** BEGIN **

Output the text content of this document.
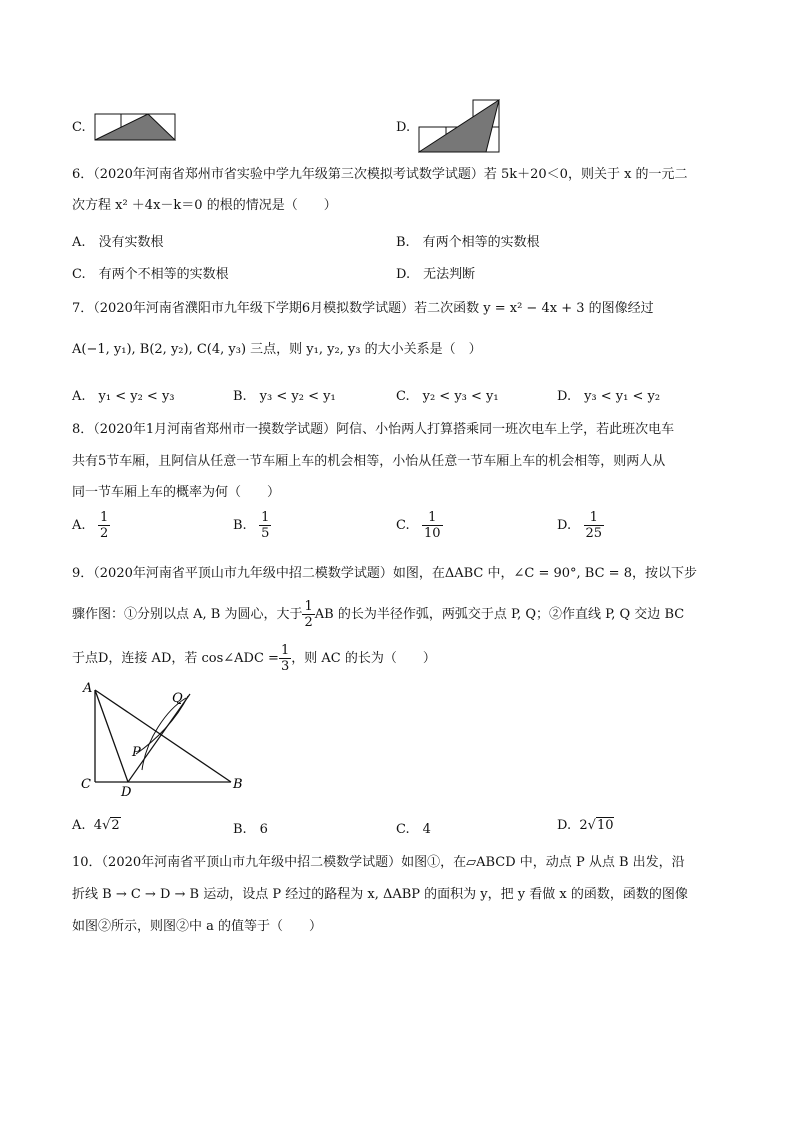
C.	D.
6．（2020年河南省郑州市省实验中学九年级第三次模拟考试数学试题）若 5k＋20＜0，则关于 x 的一元二
次方程 x² ＋4x－k＝0 的根的情况是（　　）
A.　没有实数根	B.　有两个相等的实数根
C.　有两个不相等的实数根	D.　无法判断
7．（2020年河南省濮阳市九年级下学期6月模拟数学试题）若二次函数 y = x² − 4x + 3 的图像经过
A(−1, y₁), B(2, y₂), C(4, y₃) 三点，则 y₁, y₂, y₃ 的大小关系是（　）
A.　y₁ < y₂ < y₃	B.　y₃ < y₂ < y₁	C.　y₂ < y₃ < y₁	D.　y₃ < y₁ < y₂
8．（2020年1月河南省郑州市一摸数学试题）阿信、小怡两人打算搭乘同一班次电车上学，若此班次电车
共有5节车厢，且阿信从任意一节车厢上车的机会相等，小怡从任意一节车厢上车的机会相等，则两人从
同一节车厢上车的概率为何（　　）
A. $\frac{1}{2}$	B. $\frac{1}{5}$	C. $\frac{1}{10}$	D. $\frac{1}{25}$
9．（2020年河南省平顶山市九年级中招二模数学试题）如图，在ΔABC 中，∠C = 90°, BC = 8，按以下步
骤作图：①分别以点 A, B 为圆心，大于 $\frac{1}{2}$ AB 的长为半径作弧，两弧交于点 P, Q；②作直线 P, Q 交边 BC
于点D，连接 AD，若 cos∠ADC = $\frac{1}{3}$ ，则 AC 的长为（　　）
A
B
C
D
P
Q
A. 4√2	B.　6	C.　4	D. 2√10
10．（2020年河南省平顶山市九年级中招二模数学试题）如图①，在▱ABCD 中，动点 P 从点 B 出发，沿
折线 B → C → D → B 运动，设点 P 经过的路程为 x, ΔABP 的面积为 y，把 y 看做 x 的函数，函数的图像
如图②所示，则图②中 a 的值等于（　　）
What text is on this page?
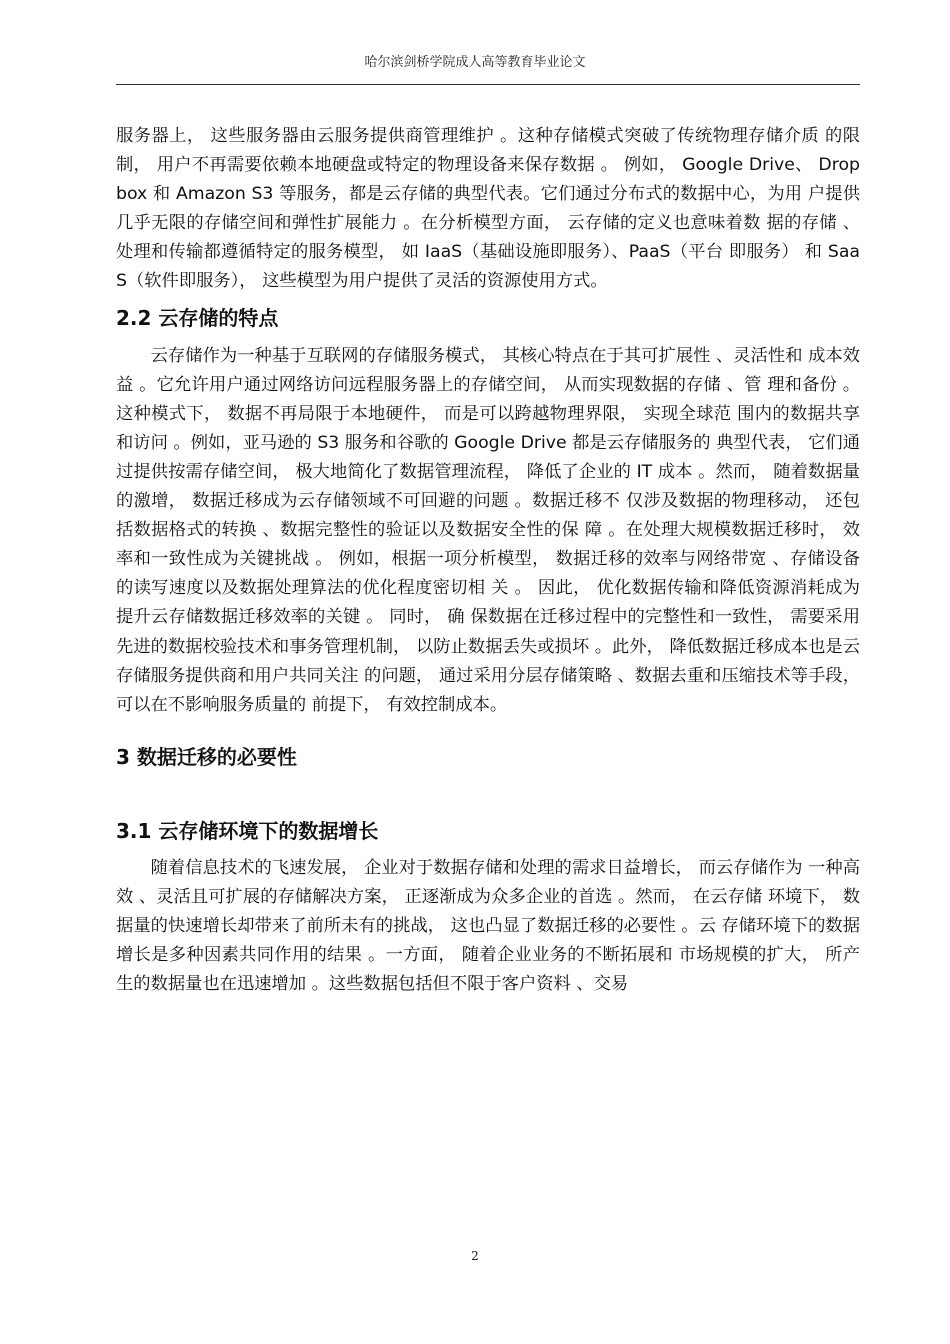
哈尔滨剑桥学院成人高等教育毕业论文

服务器上， 这些服务器由云服务提供商管理维护 。这种存储模式突破了传统物理存储介质 的限制， 用户不再需要依赖本地硬盘或特定的物理设备来保存数据 。 例如， Google Drive、 Dropbox 和 Amazon S3 等服务，都是云存储的典型代表。它们通过分布式的数据中心，为用 户提供几乎无限的存储空间和弹性扩展能力 。在分析模型方面， 云存储的定义也意味着数 据的存储 、处理和传输都遵循特定的服务模型， 如 IaaS（基础设施即服务）、PaaS（平台 即服务） 和 SaaS（软件即服务）， 这些模型为用户提供了灵活的资源使用方式。

2.2 云存储的特点

云存储作为一种基于互联网的存储服务模式， 其核心特点在于其可扩展性 、灵活性和 成本效益 。它允许用户通过网络访问远程服务器上的存储空间， 从而实现数据的存储 、管 理和备份 。这种模式下， 数据不再局限于本地硬件， 而是可以跨越物理界限， 实现全球范 围内的数据共享和访问 。例如，亚马逊的 S3 服务和谷歌的 Google Drive 都是云存储服务的 典型代表， 它们通过提供按需存储空间， 极大地简化了数据管理流程， 降低了企业的 IT 成本 。然而， 随着数据量的激增， 数据迁移成为云存储领域不可回避的问题 。数据迁移不 仅涉及数据的物理移动， 还包括数据格式的转换 、数据完整性的验证以及数据安全性的保 障 。在处理大规模数据迁移时， 效率和一致性成为关键挑战 。 例如，根据一项分析模型， 数据迁移的效率与网络带宽 、存储设备的读写速度以及数据处理算法的优化程度密切相 关 。 因此， 优化数据传输和降低资源消耗成为提升云存储数据迁移效率的关键 。 同时， 确 保数据在迁移过程中的完整性和一致性， 需要采用先进的数据校验技术和事务管理机制， 以防止数据丢失或损坏 。此外， 降低数据迁移成本也是云存储服务提供商和用户共同关注 的问题， 通过采用分层存储策略 、数据去重和压缩技术等手段， 可以在不影响服务质量的 前提下， 有效控制成本。

3 数据迁移的必要性
3.1 云存储环境下的数据增长

随着信息技术的飞速发展， 企业对于数据存储和处理的需求日益增长， 而云存储作为 一种高效 、灵活且可扩展的存储解决方案， 正逐渐成为众多企业的首选 。然而， 在云存储 环境下， 数据量的快速增长却带来了前所未有的挑战， 这也凸显了数据迁移的必要性 。云 存储环境下的数据增长是多种因素共同作用的结果 。一方面， 随着企业业务的不断拓展和 市场规模的扩大， 所产生的数据量也在迅速增加 。这些数据包括但不限于客户资料 、交易

2
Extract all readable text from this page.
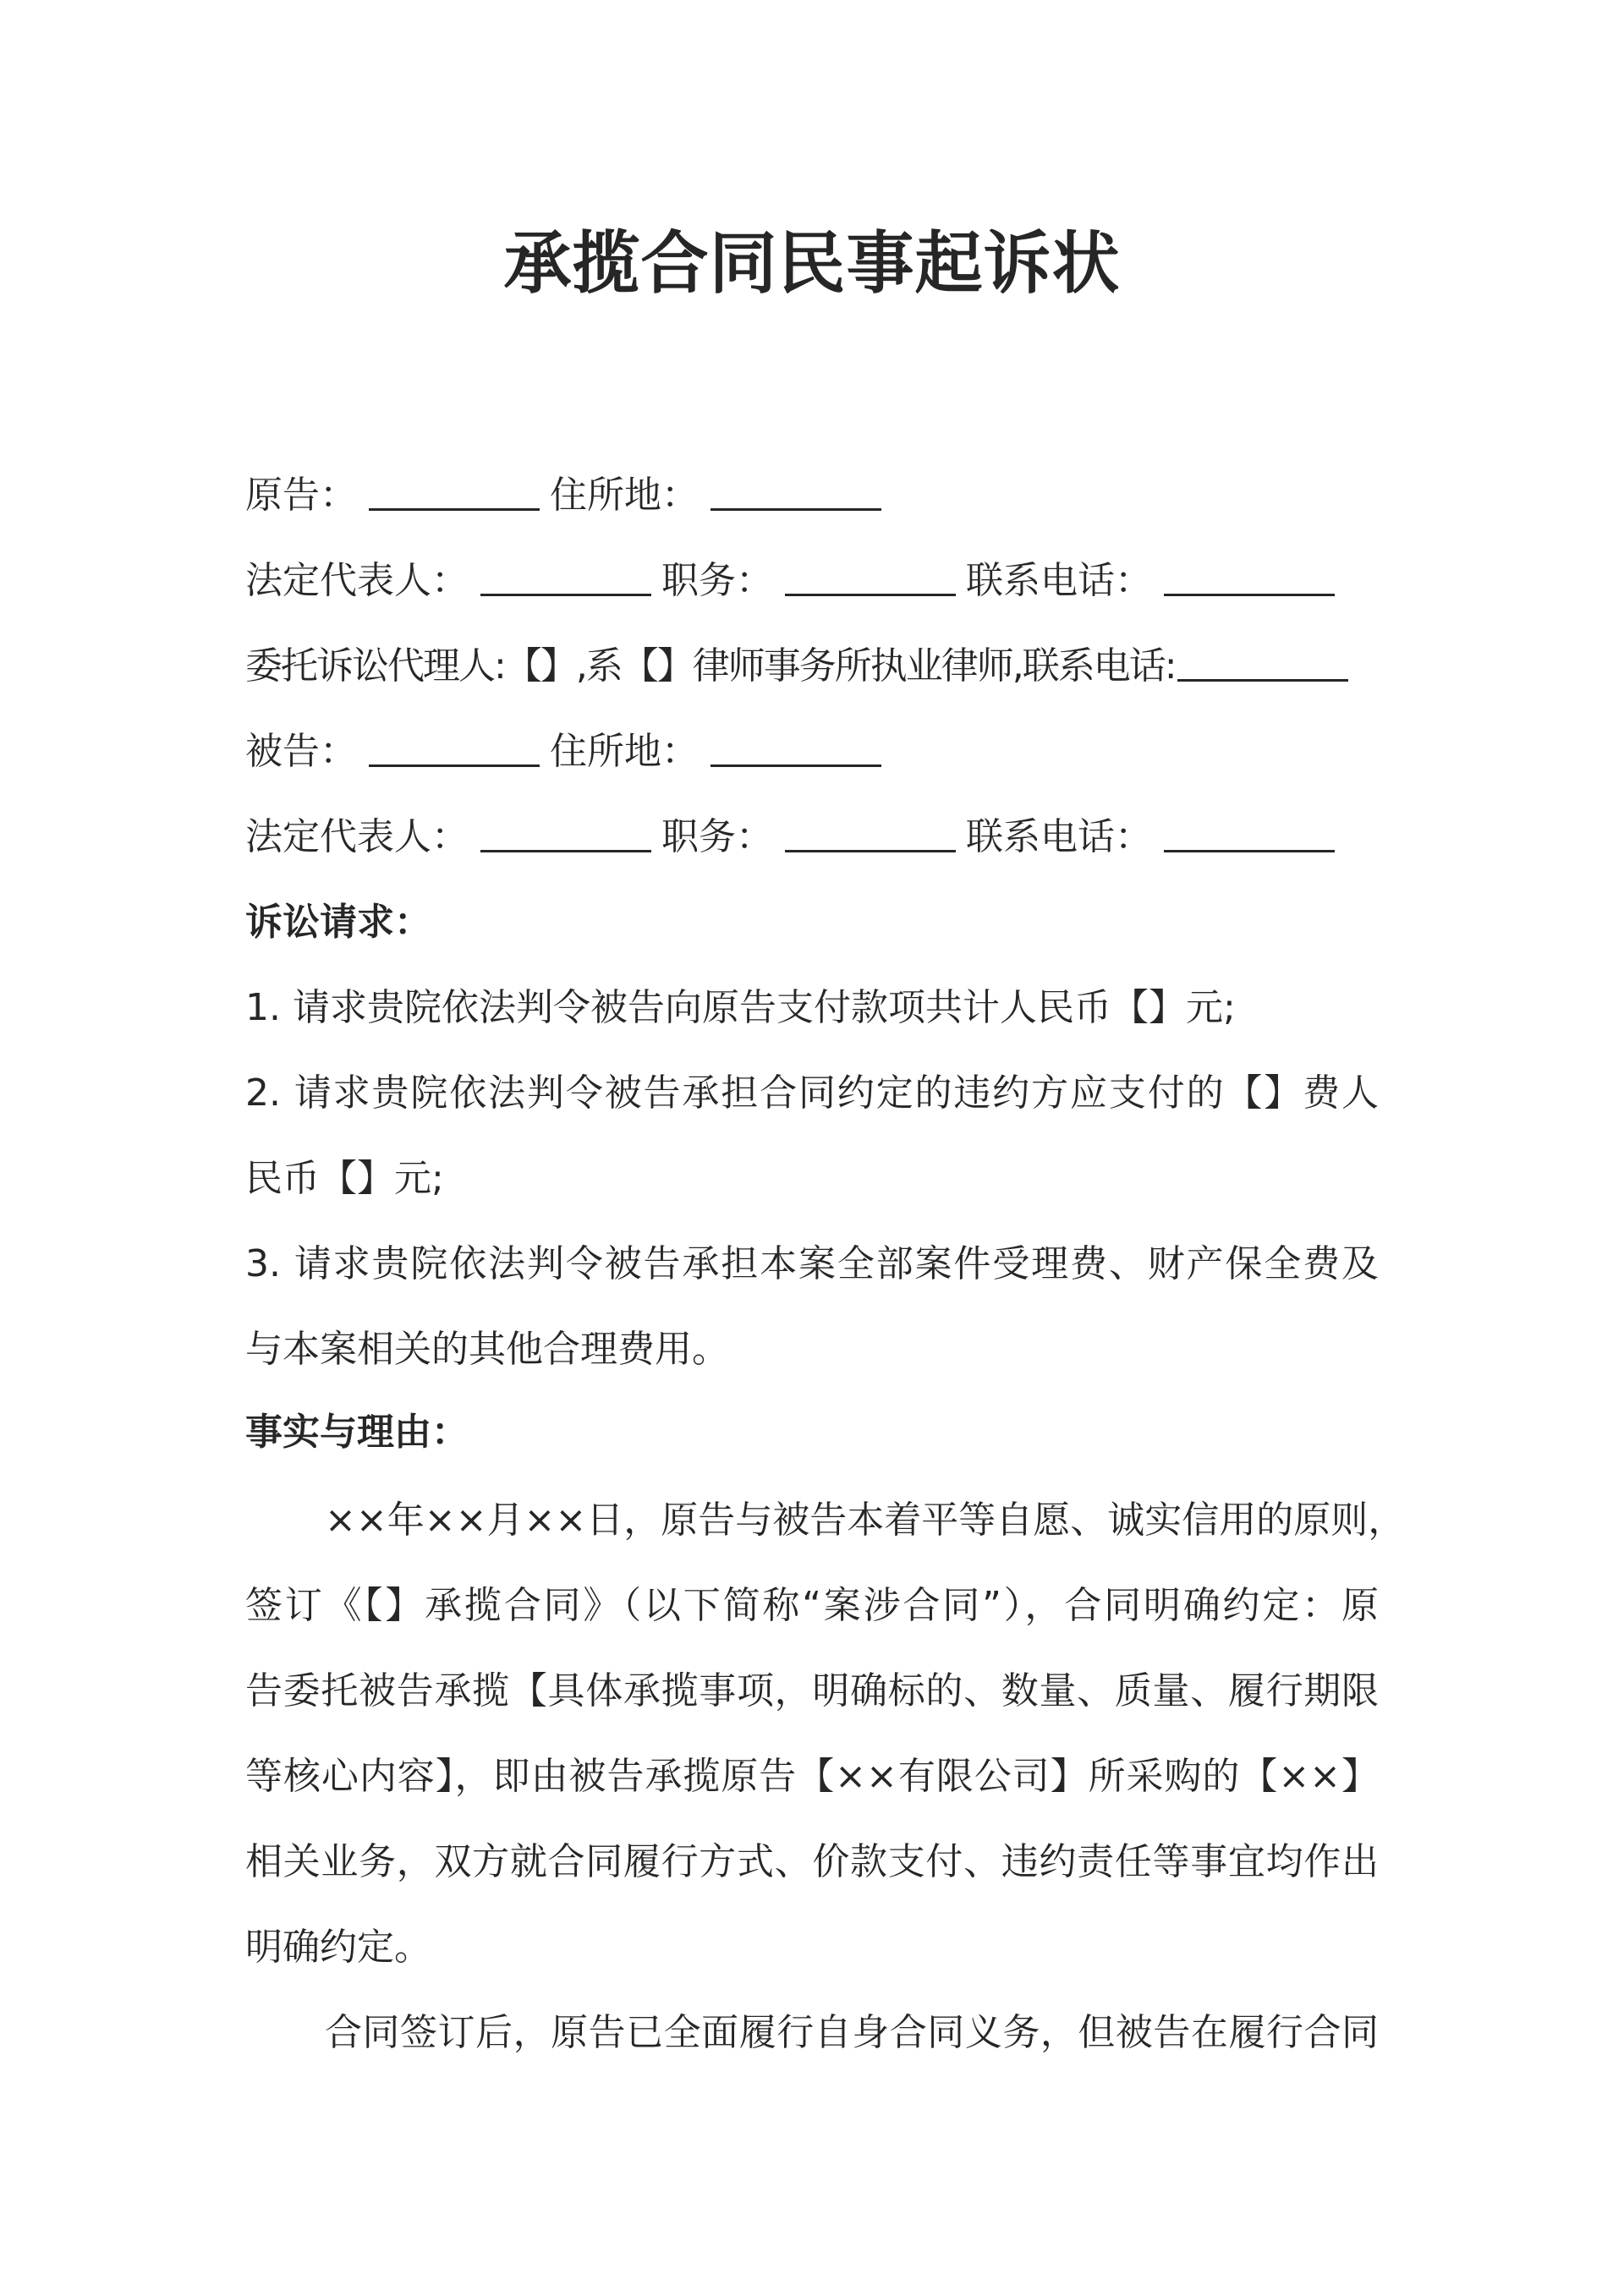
承揽合同民事起诉状
原告：	住所地：
法定代表人：	职务：	联系电话：
委托诉讼代理人:【】,系【】律师事务所执业律师,联系电话:
被告：	住所地：
法定代表人：	职务：	联系电话：
诉讼请求：
1. 请求贵院依法判令被告向原告支付款项共计人民币【】元;
2. 请求贵院依法判令被告承担合同约定的违约方应支付的【】费人
民币【】元;
3. 请求贵院依法判令被告承担本案全部案件受理费、财产保全费及
与本案相关的其他合理费用。
事实与理由：
××年××月××日，原告与被告本着平等自愿、诚实信用的原则，
签订《【】承揽合同》（以下简称“案涉合同”），合同明确约定：原
告委托被告承揽【具体承揽事项，明确标的、数量、质量、履行期限
等核心内容】，即由被告承揽原告【××有限公司】所采购的【××】
相关业务，双方就合同履行方式、价款支付、违约责任等事宜均作出
明确约定。
合同签订后，原告已全面履行自身合同义务，但被告在履行合同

** END **

● **YOUR OBJECTIVE**
Omit each picture, then return all of the listing exactly as it stands.

● **TASK ANSWER**
Output the text content of this document.
C.	D.
6．（2020年河南省郑州市省实验中学九年级第三次模拟考试数学试题）若 5k＋20＜0，则关于 x 的一元二
次方程 x² ＋4x－k＝0 的根的情况是（　　）
A.　没有实数根	B.　有两个相等的实数根
C.　有两个不相等的实数根	D.　无法判断
7．（2020年河南省濮阳市九年级下学期6月模拟数学试题）若二次函数 y = x² − 4x + 3 的图像经过
A(−1, y₁), B(2, y₂), C(4, y₃) 三点，则 y₁, y₂, y₃ 的大小关系是（　）
A.　y₁ < y₂ < y₃	B.　y₃ < y₂ < y₁	C.　y₂ < y₃ < y₁	D.　y₃ < y₁ < y₂
8．（2020年1月河南省郑州市一摸数学试题）阿信、小怡两人打算搭乘同一班次电车上学，若此班次电车
共有5节车厢，且阿信从任意一节车厢上车的机会相等，小怡从任意一节车厢上车的机会相等，则两人从
同一节车厢上车的概率为何（　　）
A. $\frac{1}{2}$	B. $\frac{1}{5}$	C. $\frac{1}{10}$	D. $\frac{1}{25}$
9．（2020年河南省平顶山市九年级中招二模数学试题）如图，在ΔABC 中，∠C = 90°, BC = 8，按以下步
骤作图：①分别以点 A, B 为圆心，大于 $\frac{1}{2}$ AB 的长为半径作弧，两弧交于点 P, Q；②作直线 P, Q 交边 BC
于点D，连接 AD，若 cos∠ADC = $\frac{1}{3}$ ，则 AC 的长为（　　）
A
B
C
D
P
Q
A. 4√2	B.　6	C.　4	D. 2√10
10．（2020年河南省平顶山市九年级中招二模数学试题）如图①，在▱ABCD 中，动点 P 从点 B 出发，沿
折线 B → C → D → B 运动，设点 P 经过的路程为 x, ΔABP 的面积为 y，把 y 看做 x 的函数，函数的图像
如图②所示，则图②中 a 的值等于（　　）
What text is on this page?
哈尔滨剑桥学院成人高等教育毕业论文

服务器上， 这些服务器由云服务提供商管理维护 。这种存储模式突破了传统物理存储介质 的限制， 用户不再需要依赖本地硬盘或特定的物理设备来保存数据 。 例如， Google Drive、 Dropbox 和 Amazon S3 等服务，都是云存储的典型代表。它们通过分布式的数据中心，为用 户提供几乎无限的存储空间和弹性扩展能力 。在分析模型方面， 云存储的定义也意味着数 据的存储 、处理和传输都遵循特定的服务模型， 如 IaaS（基础设施即服务）、PaaS（平台 即服务） 和 SaaS（软件即服务）， 这些模型为用户提供了灵活的资源使用方式。

2.2 云存储的特点

云存储作为一种基于互联网的存储服务模式， 其核心特点在于其可扩展性 、灵活性和 成本效益 。它允许用户通过网络访问远程服务器上的存储空间， 从而实现数据的存储 、管 理和备份 。这种模式下， 数据不再局限于本地硬件， 而是可以跨越物理界限， 实现全球范 围内的数据共享和访问 。例如，亚马逊的 S3 服务和谷歌的 Google Drive 都是云存储服务的 典型代表， 它们通过提供按需存储空间， 极大地简化了数据管理流程， 降低了企业的 IT 成本 。然而， 随着数据量的激增， 数据迁移成为云存储领域不可回避的问题 。数据迁移不 仅涉及数据的物理移动， 还包括数据格式的转换 、数据完整性的验证以及数据安全性的保 障 。在处理大规模数据迁移时， 效率和一致性成为关键挑战 。 例如，根据一项分析模型， 数据迁移的效率与网络带宽 、存储设备的读写速度以及数据处理算法的优化程度密切相 关 。 因此， 优化数据传输和降低资源消耗成为提升云存储数据迁移效率的关键 。 同时， 确 保数据在迁移过程中的完整性和一致性， 需要采用先进的数据校验技术和事务管理机制， 以防止数据丢失或损坏 。此外， 降低数据迁移成本也是云存储服务提供商和用户共同关注 的问题， 通过采用分层存储策略 、数据去重和压缩技术等手段， 可以在不影响服务质量的 前提下， 有效控制成本。

3 数据迁移的必要性
3.1 云存储环境下的数据增长

随着信息技术的飞速发展， 企业对于数据存储和处理的需求日益增长， 而云存储作为 一种高效 、灵活且可扩展的存储解决方案， 正逐渐成为众多企业的首选 。然而， 在云存储 环境下， 数据量的快速增长却带来了前所未有的挑战， 这也凸显了数据迁移的必要性 。云 存储环境下的数据增长是多种因素共同作用的结果 。一方面， 随着企业业务的不断拓展和 市场规模的扩大， 所产生的数据量也在迅速增加 。这些数据包括但不限于客户资料 、交易

2
Extract all readable text from this page.
承揽合同民事起诉状
原告：	住所地：
法定代表人：	职务：	联系电话：
委托诉讼代理人:【】,系【】律师事务所执业律师,联系电话:
被告：	住所地：
法定代表人：	职务：	联系电话：
诉讼请求：
1. 请求贵院依法判令被告向原告支付款项共计人民币【】元;
2. 请求贵院依法判令被告承担合同约定的违约方应支付的【】费人
民币【】元;
3. 请求贵院依法判令被告承担本案全部案件受理费、财产保全费及
与本案相关的其他合理费用。
事实与理由：
××年××月××日，原告与被告本着平等自愿、诚实信用的原则，
签订《【】承揽合同》（以下简称“案涉合同”），合同明确约定：原
告委托被告承揽【具体承揽事项，明确标的、数量、质量、履行期限
等核心内容】，即由被告承揽原告【××有限公司】所采购的【××】
相关业务，双方就合同履行方式、价款支付、违约责任等事宜均作出
明确约定。
合同签订后，原告已全面履行自身合同义务，但被告在履行合同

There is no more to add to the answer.